▸ **Problem requirements**: Lines containing the word "посудомоечную" are to be located and copied.

(Dataset items)
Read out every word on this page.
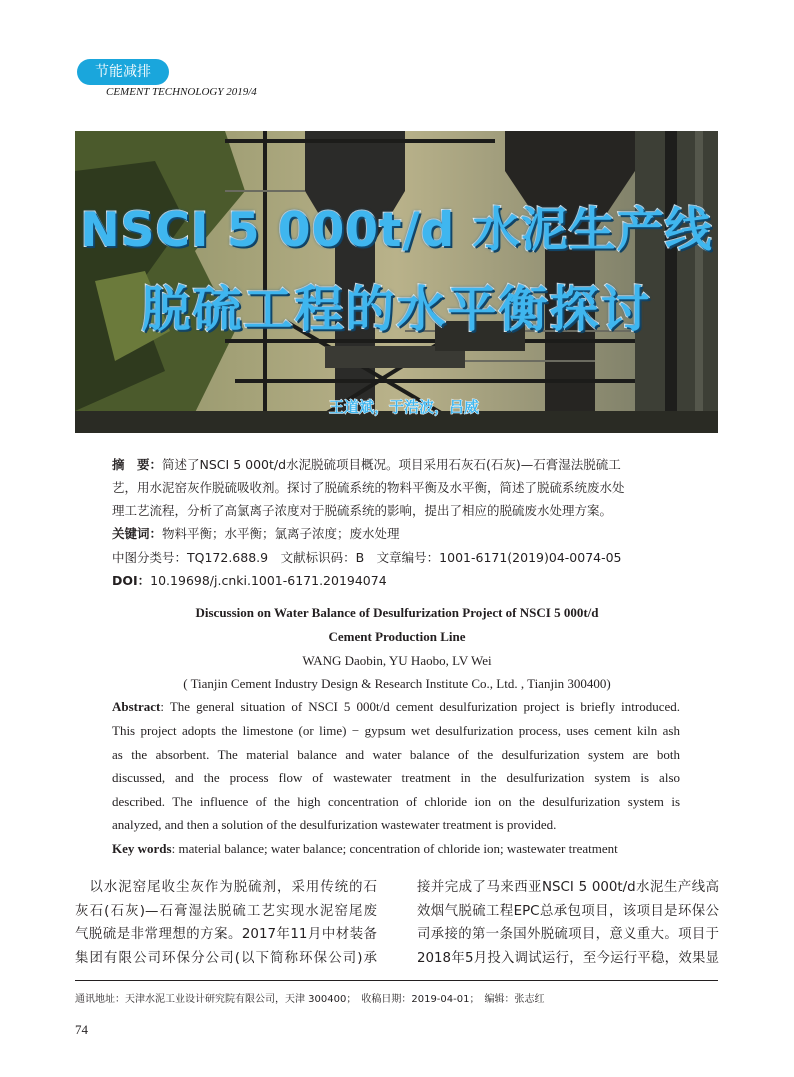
节能减排
CEMENT TECHNOLOGY 2019/4
NSCI 5 000t/d 水泥生产线
脱硫工程的水平衡探讨
王道斌，于浩波，吕威
摘　要：简述了NSCI 5 000t/d水泥脱硫项目概况。项目采用石灰石(石灰)—石膏湿法脱硫工
艺，用水泥窑灰作脱硫吸收剂。探讨了脱硫系统的物料平衡及水平衡，简述了脱硫系统废水处
理工艺流程，分析了高氯离子浓度对于脱硫系统的影响，提出了相应的脱硫废水处理方案。
关键词：物料平衡；水平衡；氯离子浓度；废水处理
中图分类号：TQ172.688.9　文献标识码：B　文章编号：1001-6171(2019)04-0074-05
DOI：10.19698/j.cnki.1001-6171.20194074
Discussion on Water Balance of Desulfurization Project of NSCI 5 000t/d
Cement Production Line
WANG Daobin, YU Haobo, LV Wei
( Tianjin Cement Industry Design & Research Institute Co., Ltd. , Tianjin 300400)
Abstract: The general situation of NSCI 5 000t/d cement desulfurization project is briefly introduced.
This project adopts the limestone (or lime) − gypsum wet desulfurization process, uses cement kiln ash
as the absorbent. The material balance and water balance of the desulfurization system are both
discussed, and the process flow of wastewater treatment in the desulfurization system is also
described. The influence of the high concentration of chloride ion on the desulfurization system is
analyzed, and then a solution of the desulfurization wastewater treatment is provided.
Key words: material balance; water balance; concentration of chloride ion; wastewater treatment
　以水泥窑尾收尘灰作为脱硫剂，采用传统的石
灰石(石灰)—石膏湿法脱硫工艺实现水泥窑尾废
气脱硫是非常理想的方案。2017年11月中材装备
集团有限公司环保分公司(以下简称环保公司)承
接并完成了马来西亚NSCI 5 000t/d水泥生产线高
效烟气脱硫工程EPC总承包项目，该项目是环保公
司承接的第一条国外脱硫项目，意义重大。项目于
2018年5月投入调试运行，至今运行平稳，效果显
通讯地址：天津水泥工业设计研究院有限公司，天津 300400；　收稿日期：2019-04-01；　编辑：张志红
74
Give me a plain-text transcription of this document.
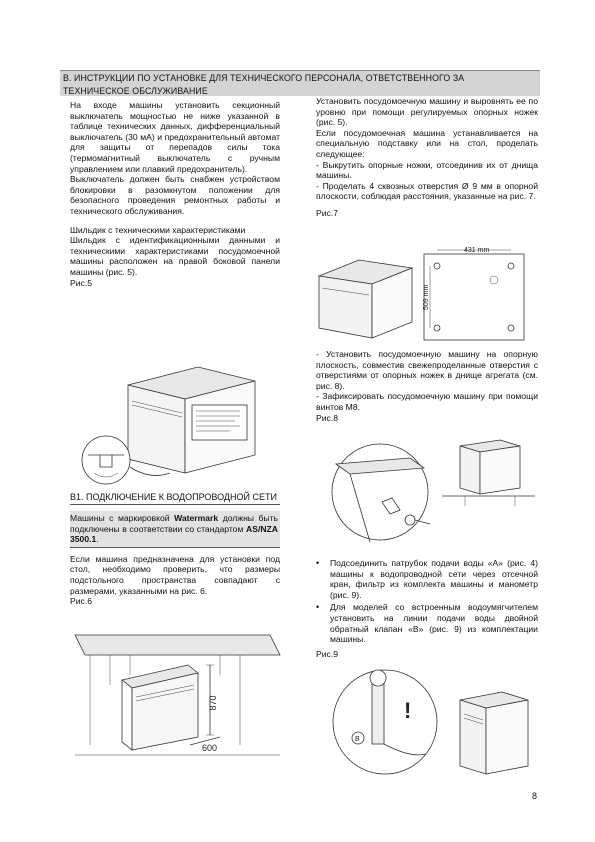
B. ИНСТРУКЦИИ ПО УСТАНОВКЕ ДЛЯ ТЕХНИЧЕСКОГО ПЕРСОНАЛА, ОТВЕТСТВЕННОГО ЗА

ТЕХНИЧЕСКОЕ ОБСЛУЖИВАНИЕ

На входе машины установить секционный выключатель мощностью не ниже указанной в таблице технических данных, дифференциальный выключатель (30 мА) и предохранительный автомат для защиты от перепадов силы тока (термомагнитный выключатель с ручным управлением или плавкий предохранитель).

Выключатель должен быть снабжен устройством блокировки в разомкнутом положении для безопасного проведения ремонтных работы и технического обслуживания.

Шильдик с техническими характеристиками

Шильдик с идентификационными данными и техническими характеристиками посудомоечной машины расположен на правой боковой панели машины (рис. 5).

Рис.5

B1. ПОДКЛЮЧЕНИЕ К ВОДОПРОВОДНОЙ СЕТИ

Машины с маркировкой Watermark должны быть подключены в соответствии со стандартом AS/NZA 3500.1.

Если машина предназначена для установки под стол, необходимо проверить, что размеры подстольного пространства совпадают с размерами, указанными на рис. 6.

Рис.6

870
600

Установить посудомоечную машину и выровнять ее по уровню при помощи регулируемых опорных ножек (рис. 5).

Если посудомоечная машина устанавливается на специальную подставку или на стол, проделать следующее:

- Выкрутить опорные ножки, отсоединив их от днища машины.

- Проделать 4 сквозных отверстия Ø 9 мм в опорной плоскости, соблюдая расстояния, указанные на рис. 7.

Рис.7

431 mm
509 mm

- Установить посудомоечную машину на опорную плоскость, совместив свежепроделанные отверстия с отверстиями от опорных ножек в днище агрегата (см. рис. 8).

- Зафиксировать посудомоечную машину при помощи винтов М8.

Рис.8

•	Подсоединить патрубок подачи воды «A» (рис. 4) машины к водопроводной сети через отсечной кран, фильтр из комплекта машины и манометр (рис. 9).

•	Для моделей со встроенным водоумягчителем установить на линии подачи воды двойной обратный клапан «B» (рис. 9) из комплектации машины.

Рис.9

B
!
8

▸ **Exercise answer**:
Установить посудомоечную машину и выровнять ее по уровню при помощи регулируемых опорных ножек (рис. 5).
- Установить посудомоечную машину на опорную плоскость, совместив свежепроделанные отверстия с отверстиями от опорных ножек в днище агрегата (см. рис. 8).
- Зафиксировать посудомоечную машину при помощи винтов М8.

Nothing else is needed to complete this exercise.